**What is needed**
Copy the records below exactly as they appear.

**Input**
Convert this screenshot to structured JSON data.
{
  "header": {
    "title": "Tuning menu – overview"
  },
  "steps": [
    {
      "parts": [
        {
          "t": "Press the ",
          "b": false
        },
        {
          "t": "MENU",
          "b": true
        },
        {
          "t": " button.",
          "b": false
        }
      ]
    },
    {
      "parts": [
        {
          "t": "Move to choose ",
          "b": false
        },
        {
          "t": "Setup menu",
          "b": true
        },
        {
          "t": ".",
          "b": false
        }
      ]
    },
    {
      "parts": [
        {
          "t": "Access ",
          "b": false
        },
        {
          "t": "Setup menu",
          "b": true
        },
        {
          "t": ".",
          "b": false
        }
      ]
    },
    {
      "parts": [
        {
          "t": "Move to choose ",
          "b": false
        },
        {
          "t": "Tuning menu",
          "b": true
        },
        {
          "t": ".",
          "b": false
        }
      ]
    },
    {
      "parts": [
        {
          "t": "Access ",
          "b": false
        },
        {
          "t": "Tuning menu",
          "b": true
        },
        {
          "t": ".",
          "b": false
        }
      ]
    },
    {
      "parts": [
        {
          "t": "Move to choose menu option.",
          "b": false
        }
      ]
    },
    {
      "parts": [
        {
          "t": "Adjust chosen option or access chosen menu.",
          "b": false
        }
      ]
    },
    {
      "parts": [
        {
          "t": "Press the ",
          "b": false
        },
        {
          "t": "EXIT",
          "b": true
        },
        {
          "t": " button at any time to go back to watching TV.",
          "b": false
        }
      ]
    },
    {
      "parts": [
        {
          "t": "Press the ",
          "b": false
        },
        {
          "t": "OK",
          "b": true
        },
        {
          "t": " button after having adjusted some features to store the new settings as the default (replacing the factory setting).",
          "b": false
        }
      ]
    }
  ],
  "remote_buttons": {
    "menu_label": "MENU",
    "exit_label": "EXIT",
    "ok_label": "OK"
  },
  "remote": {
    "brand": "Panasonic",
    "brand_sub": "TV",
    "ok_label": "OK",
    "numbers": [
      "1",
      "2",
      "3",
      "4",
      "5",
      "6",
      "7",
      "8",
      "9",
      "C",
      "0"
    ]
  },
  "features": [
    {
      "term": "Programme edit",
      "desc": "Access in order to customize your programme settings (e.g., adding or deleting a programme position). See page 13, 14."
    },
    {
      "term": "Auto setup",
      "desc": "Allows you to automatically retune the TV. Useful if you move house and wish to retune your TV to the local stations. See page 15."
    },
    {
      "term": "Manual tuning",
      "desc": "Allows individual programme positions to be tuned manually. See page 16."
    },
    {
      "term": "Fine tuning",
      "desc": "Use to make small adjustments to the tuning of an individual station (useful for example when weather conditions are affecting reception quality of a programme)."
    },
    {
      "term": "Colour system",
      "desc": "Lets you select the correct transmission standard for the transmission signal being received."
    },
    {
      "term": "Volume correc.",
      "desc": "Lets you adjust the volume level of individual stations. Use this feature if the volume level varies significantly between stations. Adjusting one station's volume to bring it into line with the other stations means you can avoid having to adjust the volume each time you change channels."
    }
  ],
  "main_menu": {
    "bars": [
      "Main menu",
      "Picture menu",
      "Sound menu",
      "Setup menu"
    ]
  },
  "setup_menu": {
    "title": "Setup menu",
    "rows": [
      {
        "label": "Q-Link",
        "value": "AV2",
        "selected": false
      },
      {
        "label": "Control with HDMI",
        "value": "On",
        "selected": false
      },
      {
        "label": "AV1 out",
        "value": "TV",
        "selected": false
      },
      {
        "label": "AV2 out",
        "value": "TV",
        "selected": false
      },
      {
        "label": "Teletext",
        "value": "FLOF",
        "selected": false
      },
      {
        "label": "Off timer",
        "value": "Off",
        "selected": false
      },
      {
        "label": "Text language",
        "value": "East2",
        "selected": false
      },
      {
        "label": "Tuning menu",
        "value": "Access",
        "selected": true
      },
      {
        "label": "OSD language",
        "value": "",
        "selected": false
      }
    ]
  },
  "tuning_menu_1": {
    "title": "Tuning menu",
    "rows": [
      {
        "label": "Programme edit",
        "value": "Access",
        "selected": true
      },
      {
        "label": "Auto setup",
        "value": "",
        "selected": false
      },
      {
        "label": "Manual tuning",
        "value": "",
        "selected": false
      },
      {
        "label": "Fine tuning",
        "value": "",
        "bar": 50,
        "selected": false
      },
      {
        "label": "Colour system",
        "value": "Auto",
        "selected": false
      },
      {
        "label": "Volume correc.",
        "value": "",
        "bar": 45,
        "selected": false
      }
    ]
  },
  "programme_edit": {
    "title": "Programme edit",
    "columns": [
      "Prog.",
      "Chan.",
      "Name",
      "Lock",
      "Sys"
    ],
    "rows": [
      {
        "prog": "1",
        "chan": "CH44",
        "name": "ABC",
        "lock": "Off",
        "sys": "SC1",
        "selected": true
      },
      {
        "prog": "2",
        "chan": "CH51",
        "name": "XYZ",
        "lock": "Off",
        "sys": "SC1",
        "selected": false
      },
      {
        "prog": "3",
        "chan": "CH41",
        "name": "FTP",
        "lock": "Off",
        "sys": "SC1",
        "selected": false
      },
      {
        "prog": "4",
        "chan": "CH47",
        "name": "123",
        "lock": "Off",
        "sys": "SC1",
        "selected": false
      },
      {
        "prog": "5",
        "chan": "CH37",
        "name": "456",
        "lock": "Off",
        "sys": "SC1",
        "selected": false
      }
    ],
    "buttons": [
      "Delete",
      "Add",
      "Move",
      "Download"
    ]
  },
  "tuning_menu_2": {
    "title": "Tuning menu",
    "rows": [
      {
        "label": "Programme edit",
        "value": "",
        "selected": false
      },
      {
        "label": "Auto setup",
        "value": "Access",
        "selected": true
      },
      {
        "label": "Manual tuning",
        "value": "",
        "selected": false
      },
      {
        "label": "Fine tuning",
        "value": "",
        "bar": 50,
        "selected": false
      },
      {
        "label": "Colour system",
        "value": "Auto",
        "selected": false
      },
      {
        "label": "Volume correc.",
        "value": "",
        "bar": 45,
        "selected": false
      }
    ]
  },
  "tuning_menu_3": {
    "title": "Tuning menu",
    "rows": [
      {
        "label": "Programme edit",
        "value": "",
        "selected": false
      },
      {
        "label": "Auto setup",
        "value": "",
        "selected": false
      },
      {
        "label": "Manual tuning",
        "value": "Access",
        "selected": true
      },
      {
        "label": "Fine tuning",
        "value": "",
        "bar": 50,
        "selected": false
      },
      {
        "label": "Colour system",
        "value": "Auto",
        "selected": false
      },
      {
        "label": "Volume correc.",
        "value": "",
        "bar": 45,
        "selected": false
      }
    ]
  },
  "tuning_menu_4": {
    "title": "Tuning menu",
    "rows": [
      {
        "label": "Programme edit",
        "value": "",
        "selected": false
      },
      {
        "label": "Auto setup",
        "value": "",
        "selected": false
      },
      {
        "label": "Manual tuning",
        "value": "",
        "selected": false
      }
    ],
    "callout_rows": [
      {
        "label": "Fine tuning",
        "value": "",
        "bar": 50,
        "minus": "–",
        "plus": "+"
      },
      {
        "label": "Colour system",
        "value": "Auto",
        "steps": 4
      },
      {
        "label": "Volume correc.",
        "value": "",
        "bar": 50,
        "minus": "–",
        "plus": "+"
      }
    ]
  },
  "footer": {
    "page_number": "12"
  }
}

**The result**
Convert this screenshot to structured JSON data.
{
  "header": {
    "title": "Tuning menu – overview"
  },
  "steps": [
    {
      "parts": [
        {
          "t": "Press the ",
          "b": false
        },
        {
          "t": "MENU",
          "b": true
        },
        {
          "t": " button.",
          "b": false
        }
      ]
    },
    {
      "parts": [
        {
          "t": "Move to choose ",
          "b": false
        },
        {
          "t": "Setup menu",
          "b": true
        },
        {
          "t": ".",
          "b": false
        }
      ]
    },
    {
      "parts": [
        {
          "t": "Access ",
          "b": false
        },
        {
          "t": "Setup menu",
          "b": true
        },
        {
          "t": ".",
          "b": false
        }
      ]
    },
    {
      "parts": [
        {
          "t": "Move to choose ",
          "b": false
        },
        {
          "t": "Tuning menu",
          "b": true
        },
        {
          "t": ".",
          "b": false
        }
      ]
    },
    {
      "parts": [
        {
          "t": "Access ",
          "b": false
        },
        {
          "t": "Tuning menu",
          "b": true
        },
        {
          "t": ".",
          "b": false
        }
      ]
    },
    {
      "parts": [
        {
          "t": "Move to choose menu option.",
          "b": false
        }
      ]
    },
    {
      "parts": [
        {
          "t": "Adjust chosen option or access chosen menu.",
          "b": false
        }
      ]
    },
    {
      "parts": [
        {
          "t": "Press the ",
          "b": false
        },
        {
          "t": "EXIT",
          "b": true
        },
        {
          "t": " button at any time to go back to watching TV.",
          "b": false
        }
      ]
    },
    {
      "parts": [
        {
          "t": "Press the ",
          "b": false
        },
        {
          "t": "OK",
          "b": true
        },
        {
          "t": " button after having adjusted some features to store the new settings as the default (replacing the factory setting).",
          "b": false
        }
      ]
    }
  ],
  "remote_buttons": {
    "menu_label": "MENU",
    "exit_label": "EXIT",
    "ok_label": "OK"
  },
  "remote": {
    "brand": "Panasonic",
    "brand_sub": "TV",
    "ok_label": "OK",
    "numbers": [
      "1",
      "2",
      "3",
      "4",
      "5",
      "6",
      "7",
      "8",
      "9",
      "C",
      "0"
    ]
  },
  "features": [
    {
      "term": "Programme edit",
      "desc": "Access in order to customize your programme settings (e.g., adding or deleting a programme position). See page 13, 14."
    },
    {
      "term": "Auto setup",
      "desc": "Allows you to automatically retune the TV. Useful if you move house and wish to retune your TV to the local stations. See page 15."
    },
    {
      "term": "Manual tuning",
      "desc": "Allows individual programme positions to be tuned manually. See page 16."
    },
    {
      "term": "Fine tuning",
      "desc": "Use to make small adjustments to the tuning of an individual station (useful for example when weather conditions are affecting reception quality of a programme)."
    },
    {
      "term": "Colour system",
      "desc": "Lets you select the correct transmission standard for the transmission signal being received."
    },
    {
      "term": "Volume correc.",
      "desc": "Lets you adjust the volume level of individual stations. Use this feature if the volume level varies significantly between stations. Adjusting one station's volume to bring it into line with the other stations means you can avoid having to adjust the volume each time you change channels."
    }
  ],
  "main_menu": {
    "bars": [
      "Main menu",
      "Picture menu",
      "Sound menu",
      "Setup menu"
    ]
  },
  "setup_menu": {
    "title": "Setup menu",
    "rows": [
      {
        "label": "Q-Link",
        "value": "AV2",
        "selected": false
      },
      {
        "label": "Control with HDMI",
        "value": "On",
        "selected": false
      },
      {
        "label": "AV1 out",
        "value": "TV",
        "selected": false
      },
      {
        "label": "AV2 out",
        "value": "TV",
        "selected": false
      },
      {
        "label": "Teletext",
        "value": "FLOF",
        "selected": false
      },
      {
        "label": "Off timer",
        "value": "Off",
        "selected": false
      },
      {
        "label": "Text language",
        "value": "East2",
        "selected": false
      },
      {
        "label": "Tuning menu",
        "value": "Access",
        "selected": true
      },
      {
        "label": "OSD language",
        "value": "",
        "selected": false
      }
    ]
  },
  "tuning_menu_1": {
    "title": "Tuning menu",
    "rows": [
      {
        "label": "Programme edit",
        "value": "Access",
        "selected": true
      },
      {
        "label": "Auto setup",
        "value": "",
        "selected": false
      },
      {
        "label": "Manual tuning",
        "value": "",
        "selected": false
      },
      {
        "label": "Fine tuning",
        "value": "",
        "bar": 50,
        "selected": false
      },
      {
        "label": "Colour system",
        "value": "Auto",
        "selected": false
      },
      {
        "label": "Volume correc.",
        "value": "",
        "bar": 45,
        "selected": false
      }
    ]
  },
  "programme_edit": {
    "title": "Programme edit",
    "columns": [
      "Prog.",
      "Chan.",
      "Name",
      "Lock",
      "Sys"
    ],
    "rows": [
      {
        "prog": "1",
        "chan": "CH44",
        "name": "ABC",
        "lock": "Off",
        "sys": "SC1",
        "selected": true
      },
      {
        "prog": "2",
        "chan": "CH51",
        "name": "XYZ",
        "lock": "Off",
        "sys": "SC1",
        "selected": false
      },
      {
        "prog": "3",
        "chan": "CH41",
        "name": "FTP",
        "lock": "Off",
        "sys": "SC1",
        "selected": false
      },
      {
        "prog": "4",
        "chan": "CH47",
        "name": "123",
        "lock": "Off",
        "sys": "SC1",
        "selected": false
      },
      {
        "prog": "5",
        "chan": "CH37",
        "name": "456",
        "lock": "Off",
        "sys": "SC1",
        "selected": false
      }
    ],
    "buttons": [
      "Delete",
      "Add",
      "Move",
      "Download"
    ]
  },
  "tuning_menu_2": {
    "title": "Tuning menu",
    "rows": [
      {
        "label": "Programme edit",
        "value": "",
        "selected": false
      },
      {
        "label": "Auto setup",
        "value": "Access",
        "selected": true
      },
      {
        "label": "Manual tuning",
        "value": "",
        "selected": false
      },
      {
        "label": "Fine tuning",
        "value": "",
        "bar": 50,
        "selected": false
      },
      {
        "label": "Colour system",
        "value": "Auto",
        "selected": false
      },
      {
        "label": "Volume correc.",
        "value": "",
        "bar": 45,
        "selected": false
      }
    ]
  },
  "tuning_menu_3": {
    "title": "Tuning menu",
    "rows": [
      {
        "label": "Programme edit",
        "value": "",
        "selected": false
      },
      {
        "label": "Auto setup",
        "value": "",
        "selected": false
      },
      {
        "label": "Manual tuning",
        "value": "Access",
        "selected": true
      },
      {
        "label": "Fine tuning",
        "value": "",
        "bar": 50,
        "selected": false
      },
      {
        "label": "Colour system",
        "value": "Auto",
        "selected": false
      },
      {
        "label": "Volume correc.",
        "value": "",
        "bar": 45,
        "selected": false
      }
    ]
  },
  "tuning_menu_4": {
    "title": "Tuning menu",
    "rows": [
      {
        "label": "Programme edit",
        "value": "",
        "selected": false
      },
      {
        "label": "Auto setup",
        "value": "",
        "selected": false
      },
      {
        "label": "Manual tuning",
        "value": "",
        "selected": false
      }
    ],
    "callout_rows": [
      {
        "label": "Fine tuning",
        "value": "",
        "bar": 50,
        "minus": "–",
        "plus": "+"
      },
      {
        "label": "Colour system",
        "value": "Auto",
        "steps": 4
      },
      {
        "label": "Volume correc.",
        "value": "",
        "bar": 50,
        "minus": "–",
        "plus": "+"
      }
    ]
  },
  "footer": {
    "page_number": "12"
  }
}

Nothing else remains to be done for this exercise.